(WORK TASK)
Write out part of the passage below on automation and Asian markets, starting at the words "The rise of" and ending after "a Mandarin translation.".

(EXCERPTED PASSAGE)
________________

The rise of automation and artificial intelligence is seeing the death of many traditional jobs and a period of adjustment in the workforce is already underway. “It’s up to the government and corporate bodies to work together to provide training as the workforce evolves alongside technology,” says Zhang. “In the long term, we’ll become more efficient, adaptable, and globally ope in socio-political and commercial spheres. That’s the theory, of course. There’s a way to go before we get there.”
When Zhang says there’s a way to go, she means that literally as well as figuratively. For example, Australian businesses have generally been slow to understand the opportunities in Asia’s fast-emerging consumer markets. Not so Zhang, who has consulted for international fashion brands in Asia and even recoded her own website to include a Mandarin translation.
“The idea that Australian brands have a baseline advantage in Asia, aside from the obvious logistical advantages flowing from regional trade agreements, is largely misconceived,” says Zhang.

________________

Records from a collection
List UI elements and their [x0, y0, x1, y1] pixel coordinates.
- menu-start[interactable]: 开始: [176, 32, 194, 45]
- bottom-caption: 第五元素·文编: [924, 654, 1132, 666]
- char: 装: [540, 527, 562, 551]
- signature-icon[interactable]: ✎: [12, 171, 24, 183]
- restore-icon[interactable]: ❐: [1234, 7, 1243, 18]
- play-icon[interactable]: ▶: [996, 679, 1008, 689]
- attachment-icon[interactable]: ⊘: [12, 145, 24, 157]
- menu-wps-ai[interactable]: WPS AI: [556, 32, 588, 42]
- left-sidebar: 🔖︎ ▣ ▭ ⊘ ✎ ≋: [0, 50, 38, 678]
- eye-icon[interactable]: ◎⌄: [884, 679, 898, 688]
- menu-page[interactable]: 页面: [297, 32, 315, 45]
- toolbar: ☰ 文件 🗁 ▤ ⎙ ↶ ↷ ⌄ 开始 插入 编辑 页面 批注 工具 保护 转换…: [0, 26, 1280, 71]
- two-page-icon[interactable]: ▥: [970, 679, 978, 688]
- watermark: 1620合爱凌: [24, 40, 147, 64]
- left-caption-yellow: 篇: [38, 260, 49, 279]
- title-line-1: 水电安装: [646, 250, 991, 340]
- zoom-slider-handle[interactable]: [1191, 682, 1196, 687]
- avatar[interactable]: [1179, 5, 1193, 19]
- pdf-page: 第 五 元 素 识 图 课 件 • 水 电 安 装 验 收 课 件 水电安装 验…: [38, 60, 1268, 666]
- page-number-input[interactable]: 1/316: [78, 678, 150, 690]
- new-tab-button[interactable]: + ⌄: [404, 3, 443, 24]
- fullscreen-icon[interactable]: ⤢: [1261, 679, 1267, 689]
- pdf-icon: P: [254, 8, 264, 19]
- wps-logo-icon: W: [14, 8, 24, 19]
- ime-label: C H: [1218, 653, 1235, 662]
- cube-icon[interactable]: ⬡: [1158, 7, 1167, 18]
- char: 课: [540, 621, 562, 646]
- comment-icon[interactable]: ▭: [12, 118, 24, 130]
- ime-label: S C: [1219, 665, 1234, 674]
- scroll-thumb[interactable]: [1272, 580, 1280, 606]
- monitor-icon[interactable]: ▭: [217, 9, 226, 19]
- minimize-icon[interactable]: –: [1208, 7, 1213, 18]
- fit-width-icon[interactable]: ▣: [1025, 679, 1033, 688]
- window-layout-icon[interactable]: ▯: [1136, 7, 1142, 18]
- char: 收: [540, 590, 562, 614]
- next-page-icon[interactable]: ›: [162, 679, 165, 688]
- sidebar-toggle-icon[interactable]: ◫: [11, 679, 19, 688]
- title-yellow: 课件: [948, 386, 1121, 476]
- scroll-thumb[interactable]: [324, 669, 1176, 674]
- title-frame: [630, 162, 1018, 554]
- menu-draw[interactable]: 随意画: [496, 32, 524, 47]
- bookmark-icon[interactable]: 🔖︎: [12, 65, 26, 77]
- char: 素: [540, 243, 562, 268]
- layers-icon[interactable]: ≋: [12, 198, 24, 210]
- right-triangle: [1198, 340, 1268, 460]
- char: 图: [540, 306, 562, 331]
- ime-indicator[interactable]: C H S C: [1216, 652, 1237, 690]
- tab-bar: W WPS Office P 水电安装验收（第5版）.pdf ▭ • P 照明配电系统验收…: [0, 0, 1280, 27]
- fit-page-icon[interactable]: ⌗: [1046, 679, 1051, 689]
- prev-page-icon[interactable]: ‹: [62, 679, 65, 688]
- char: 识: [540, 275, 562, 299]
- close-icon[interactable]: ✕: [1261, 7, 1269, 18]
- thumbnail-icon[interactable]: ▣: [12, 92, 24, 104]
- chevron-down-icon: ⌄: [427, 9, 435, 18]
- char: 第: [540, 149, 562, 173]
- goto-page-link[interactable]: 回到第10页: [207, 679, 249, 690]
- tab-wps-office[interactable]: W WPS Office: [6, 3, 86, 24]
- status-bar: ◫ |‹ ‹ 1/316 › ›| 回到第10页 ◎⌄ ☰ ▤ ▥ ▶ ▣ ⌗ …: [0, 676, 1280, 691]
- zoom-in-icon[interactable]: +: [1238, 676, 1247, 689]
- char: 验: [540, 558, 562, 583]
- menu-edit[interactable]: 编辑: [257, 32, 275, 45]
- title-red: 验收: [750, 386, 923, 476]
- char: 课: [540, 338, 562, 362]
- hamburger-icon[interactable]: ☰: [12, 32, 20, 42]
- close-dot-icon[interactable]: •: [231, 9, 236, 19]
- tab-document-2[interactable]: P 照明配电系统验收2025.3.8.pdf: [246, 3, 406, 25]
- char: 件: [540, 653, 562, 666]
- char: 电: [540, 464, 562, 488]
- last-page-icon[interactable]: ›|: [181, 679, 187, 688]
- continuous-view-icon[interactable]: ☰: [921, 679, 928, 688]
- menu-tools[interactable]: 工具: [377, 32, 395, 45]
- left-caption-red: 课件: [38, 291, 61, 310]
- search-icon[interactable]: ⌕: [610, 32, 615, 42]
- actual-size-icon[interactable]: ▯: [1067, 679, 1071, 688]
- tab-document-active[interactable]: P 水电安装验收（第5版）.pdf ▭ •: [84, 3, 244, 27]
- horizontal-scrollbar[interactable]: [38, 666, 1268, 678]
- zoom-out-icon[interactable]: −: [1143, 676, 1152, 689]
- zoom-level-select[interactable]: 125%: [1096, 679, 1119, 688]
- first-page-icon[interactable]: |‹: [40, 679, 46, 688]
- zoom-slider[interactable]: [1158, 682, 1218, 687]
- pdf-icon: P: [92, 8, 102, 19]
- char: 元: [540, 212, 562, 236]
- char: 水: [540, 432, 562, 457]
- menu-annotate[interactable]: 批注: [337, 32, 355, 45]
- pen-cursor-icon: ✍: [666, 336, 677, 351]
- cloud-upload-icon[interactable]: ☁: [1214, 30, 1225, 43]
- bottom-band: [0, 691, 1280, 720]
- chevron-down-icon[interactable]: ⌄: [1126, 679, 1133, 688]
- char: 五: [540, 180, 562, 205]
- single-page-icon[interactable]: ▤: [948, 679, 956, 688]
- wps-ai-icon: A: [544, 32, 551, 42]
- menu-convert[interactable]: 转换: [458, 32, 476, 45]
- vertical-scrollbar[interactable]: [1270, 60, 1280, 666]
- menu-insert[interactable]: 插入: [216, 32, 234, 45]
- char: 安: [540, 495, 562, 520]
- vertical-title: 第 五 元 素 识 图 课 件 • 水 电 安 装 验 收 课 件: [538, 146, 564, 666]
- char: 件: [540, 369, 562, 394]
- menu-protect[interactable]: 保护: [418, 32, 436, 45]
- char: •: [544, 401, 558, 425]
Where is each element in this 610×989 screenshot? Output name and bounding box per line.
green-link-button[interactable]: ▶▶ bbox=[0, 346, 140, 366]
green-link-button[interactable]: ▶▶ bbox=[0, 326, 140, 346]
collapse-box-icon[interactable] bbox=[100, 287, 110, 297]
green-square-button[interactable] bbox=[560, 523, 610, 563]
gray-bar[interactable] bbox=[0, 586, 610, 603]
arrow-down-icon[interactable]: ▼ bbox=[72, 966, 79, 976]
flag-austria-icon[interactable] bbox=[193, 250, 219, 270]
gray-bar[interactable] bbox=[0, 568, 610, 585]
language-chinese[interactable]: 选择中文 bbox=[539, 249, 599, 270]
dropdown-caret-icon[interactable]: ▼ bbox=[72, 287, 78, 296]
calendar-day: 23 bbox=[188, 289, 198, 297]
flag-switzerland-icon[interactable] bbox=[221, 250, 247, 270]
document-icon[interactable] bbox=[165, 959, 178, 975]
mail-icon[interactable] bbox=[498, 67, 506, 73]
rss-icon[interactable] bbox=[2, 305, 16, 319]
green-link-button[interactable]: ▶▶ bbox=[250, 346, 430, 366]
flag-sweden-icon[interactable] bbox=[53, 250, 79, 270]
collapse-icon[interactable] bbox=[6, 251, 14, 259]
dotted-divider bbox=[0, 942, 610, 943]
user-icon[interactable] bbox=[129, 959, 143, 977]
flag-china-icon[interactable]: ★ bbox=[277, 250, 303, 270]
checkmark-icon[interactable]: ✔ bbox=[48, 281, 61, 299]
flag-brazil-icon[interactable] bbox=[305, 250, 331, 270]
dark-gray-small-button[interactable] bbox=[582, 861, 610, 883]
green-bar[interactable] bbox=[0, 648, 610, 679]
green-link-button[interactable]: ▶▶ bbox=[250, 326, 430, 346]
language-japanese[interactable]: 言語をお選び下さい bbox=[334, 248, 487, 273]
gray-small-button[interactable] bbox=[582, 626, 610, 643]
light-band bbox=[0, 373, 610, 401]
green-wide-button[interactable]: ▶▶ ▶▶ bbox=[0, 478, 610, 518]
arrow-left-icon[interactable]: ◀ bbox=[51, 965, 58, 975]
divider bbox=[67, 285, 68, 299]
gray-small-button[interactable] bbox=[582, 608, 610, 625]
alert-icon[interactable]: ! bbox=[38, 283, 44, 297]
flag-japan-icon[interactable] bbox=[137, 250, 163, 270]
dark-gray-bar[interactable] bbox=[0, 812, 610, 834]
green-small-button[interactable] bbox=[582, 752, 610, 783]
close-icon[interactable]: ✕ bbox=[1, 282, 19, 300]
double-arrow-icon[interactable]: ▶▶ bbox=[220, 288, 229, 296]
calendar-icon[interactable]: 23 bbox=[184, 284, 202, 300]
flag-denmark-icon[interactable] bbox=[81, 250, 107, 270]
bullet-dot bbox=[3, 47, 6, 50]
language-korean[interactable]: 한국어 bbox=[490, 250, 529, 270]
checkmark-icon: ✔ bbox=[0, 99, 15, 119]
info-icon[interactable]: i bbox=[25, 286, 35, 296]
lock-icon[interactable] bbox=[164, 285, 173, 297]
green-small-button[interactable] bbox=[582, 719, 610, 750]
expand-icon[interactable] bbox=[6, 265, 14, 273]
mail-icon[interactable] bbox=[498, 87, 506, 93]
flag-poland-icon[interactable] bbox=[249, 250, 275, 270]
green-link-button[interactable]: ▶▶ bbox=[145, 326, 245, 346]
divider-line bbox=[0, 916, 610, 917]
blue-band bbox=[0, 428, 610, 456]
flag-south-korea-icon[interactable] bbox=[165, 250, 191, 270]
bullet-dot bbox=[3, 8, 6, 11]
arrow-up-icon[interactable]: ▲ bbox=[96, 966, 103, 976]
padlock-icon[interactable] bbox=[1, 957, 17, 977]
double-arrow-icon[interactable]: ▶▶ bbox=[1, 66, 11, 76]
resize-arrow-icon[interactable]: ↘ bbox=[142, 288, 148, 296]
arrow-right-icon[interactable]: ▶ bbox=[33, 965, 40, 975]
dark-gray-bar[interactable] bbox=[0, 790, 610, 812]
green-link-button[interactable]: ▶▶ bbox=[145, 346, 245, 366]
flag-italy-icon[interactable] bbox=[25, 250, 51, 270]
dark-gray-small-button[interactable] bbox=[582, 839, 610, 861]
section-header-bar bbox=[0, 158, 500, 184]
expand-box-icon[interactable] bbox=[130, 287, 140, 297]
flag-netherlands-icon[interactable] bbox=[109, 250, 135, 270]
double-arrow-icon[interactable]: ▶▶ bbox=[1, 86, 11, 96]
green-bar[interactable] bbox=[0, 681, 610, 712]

________________

(COMPLETED EXERCISE)
The rise of automation and artificial intelligence is seeing the death of many traditional jobs and a period of adjustment in the workforce is already underway. “It’s up to the government and corporate bodies to work together to provide training as the workforce evolves alongside technology,” says Zhang. “In the long term, we’ll become more efficient, adaptable, and globally ope in socio-political and commercial spheres. That’s the theory, of course. There’s a way to go before we get there.”
When Zhang says there’s a way to go, she means that literally as well as figuratively. For example, Australian businesses have generally been slow to understand the opportunities in Asia’s fast-emerging consumer markets. Not so Zhang, who has consulted for international fashion brands in Asia and even recoded her own website to include a Mandarin translation.